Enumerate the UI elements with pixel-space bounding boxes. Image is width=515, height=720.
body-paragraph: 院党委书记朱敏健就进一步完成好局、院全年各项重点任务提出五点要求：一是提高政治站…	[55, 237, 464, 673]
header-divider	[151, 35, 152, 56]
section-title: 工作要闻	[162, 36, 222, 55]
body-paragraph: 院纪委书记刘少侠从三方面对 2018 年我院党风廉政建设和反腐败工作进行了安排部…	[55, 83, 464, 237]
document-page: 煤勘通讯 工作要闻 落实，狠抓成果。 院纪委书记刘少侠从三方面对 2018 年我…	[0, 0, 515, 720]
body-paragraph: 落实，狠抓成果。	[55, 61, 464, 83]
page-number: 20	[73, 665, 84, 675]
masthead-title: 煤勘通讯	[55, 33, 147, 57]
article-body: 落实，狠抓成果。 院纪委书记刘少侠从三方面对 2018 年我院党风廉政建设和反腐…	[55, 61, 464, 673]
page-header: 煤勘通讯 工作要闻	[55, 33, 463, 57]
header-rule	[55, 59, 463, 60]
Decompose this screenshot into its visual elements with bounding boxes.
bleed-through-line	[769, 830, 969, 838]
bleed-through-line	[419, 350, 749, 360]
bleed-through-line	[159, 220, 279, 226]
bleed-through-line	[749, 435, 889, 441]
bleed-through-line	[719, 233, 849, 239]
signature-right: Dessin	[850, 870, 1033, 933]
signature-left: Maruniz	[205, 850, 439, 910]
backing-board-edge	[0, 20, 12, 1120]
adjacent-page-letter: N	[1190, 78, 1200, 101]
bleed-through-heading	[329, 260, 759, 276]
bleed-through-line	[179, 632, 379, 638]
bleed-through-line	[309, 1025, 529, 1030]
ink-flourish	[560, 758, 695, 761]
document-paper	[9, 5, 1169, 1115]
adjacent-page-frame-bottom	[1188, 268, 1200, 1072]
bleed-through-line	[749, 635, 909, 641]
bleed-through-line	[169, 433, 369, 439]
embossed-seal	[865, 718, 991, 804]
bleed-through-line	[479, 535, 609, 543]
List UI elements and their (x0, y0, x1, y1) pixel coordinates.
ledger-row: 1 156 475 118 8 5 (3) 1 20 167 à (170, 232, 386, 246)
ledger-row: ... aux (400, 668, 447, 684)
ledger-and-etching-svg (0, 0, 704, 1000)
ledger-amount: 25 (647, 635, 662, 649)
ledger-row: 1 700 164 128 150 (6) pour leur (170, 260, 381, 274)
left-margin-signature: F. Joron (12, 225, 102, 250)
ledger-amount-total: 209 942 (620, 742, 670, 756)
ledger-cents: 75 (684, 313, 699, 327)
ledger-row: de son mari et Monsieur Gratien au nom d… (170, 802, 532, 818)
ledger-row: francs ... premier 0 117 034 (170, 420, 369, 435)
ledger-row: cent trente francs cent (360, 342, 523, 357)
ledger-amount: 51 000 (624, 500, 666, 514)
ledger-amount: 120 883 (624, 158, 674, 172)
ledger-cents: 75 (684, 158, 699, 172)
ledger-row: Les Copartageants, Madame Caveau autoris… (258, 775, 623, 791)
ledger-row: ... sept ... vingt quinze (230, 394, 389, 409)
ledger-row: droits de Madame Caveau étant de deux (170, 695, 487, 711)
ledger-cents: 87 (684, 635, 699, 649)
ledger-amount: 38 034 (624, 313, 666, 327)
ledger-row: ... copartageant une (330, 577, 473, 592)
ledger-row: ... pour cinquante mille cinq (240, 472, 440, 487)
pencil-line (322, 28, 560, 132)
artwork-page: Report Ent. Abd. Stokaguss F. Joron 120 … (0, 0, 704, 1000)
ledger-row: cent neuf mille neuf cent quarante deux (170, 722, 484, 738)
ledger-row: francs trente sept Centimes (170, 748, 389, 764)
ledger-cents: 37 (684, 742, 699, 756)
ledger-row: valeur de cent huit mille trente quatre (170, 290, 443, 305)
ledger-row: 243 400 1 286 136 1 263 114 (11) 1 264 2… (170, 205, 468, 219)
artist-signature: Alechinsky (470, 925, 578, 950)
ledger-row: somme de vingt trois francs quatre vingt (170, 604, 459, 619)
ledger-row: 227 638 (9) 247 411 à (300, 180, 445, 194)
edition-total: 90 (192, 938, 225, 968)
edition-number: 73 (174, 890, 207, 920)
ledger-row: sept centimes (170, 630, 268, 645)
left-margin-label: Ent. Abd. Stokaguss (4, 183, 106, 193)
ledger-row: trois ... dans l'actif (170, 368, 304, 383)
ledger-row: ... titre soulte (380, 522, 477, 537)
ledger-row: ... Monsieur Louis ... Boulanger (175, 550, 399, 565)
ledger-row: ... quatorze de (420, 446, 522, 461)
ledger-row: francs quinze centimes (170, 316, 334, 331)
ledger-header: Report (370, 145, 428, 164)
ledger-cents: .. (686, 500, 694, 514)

**Written exercise:** Pick out every line of the material above that contains the word "Report".

**Solved exercise:**
artwork-page: Report Ent. Abd. Stokaguss F. Joron 120 … (0, 0, 704, 1000)
ledger-header: Report (370, 145, 428, 164)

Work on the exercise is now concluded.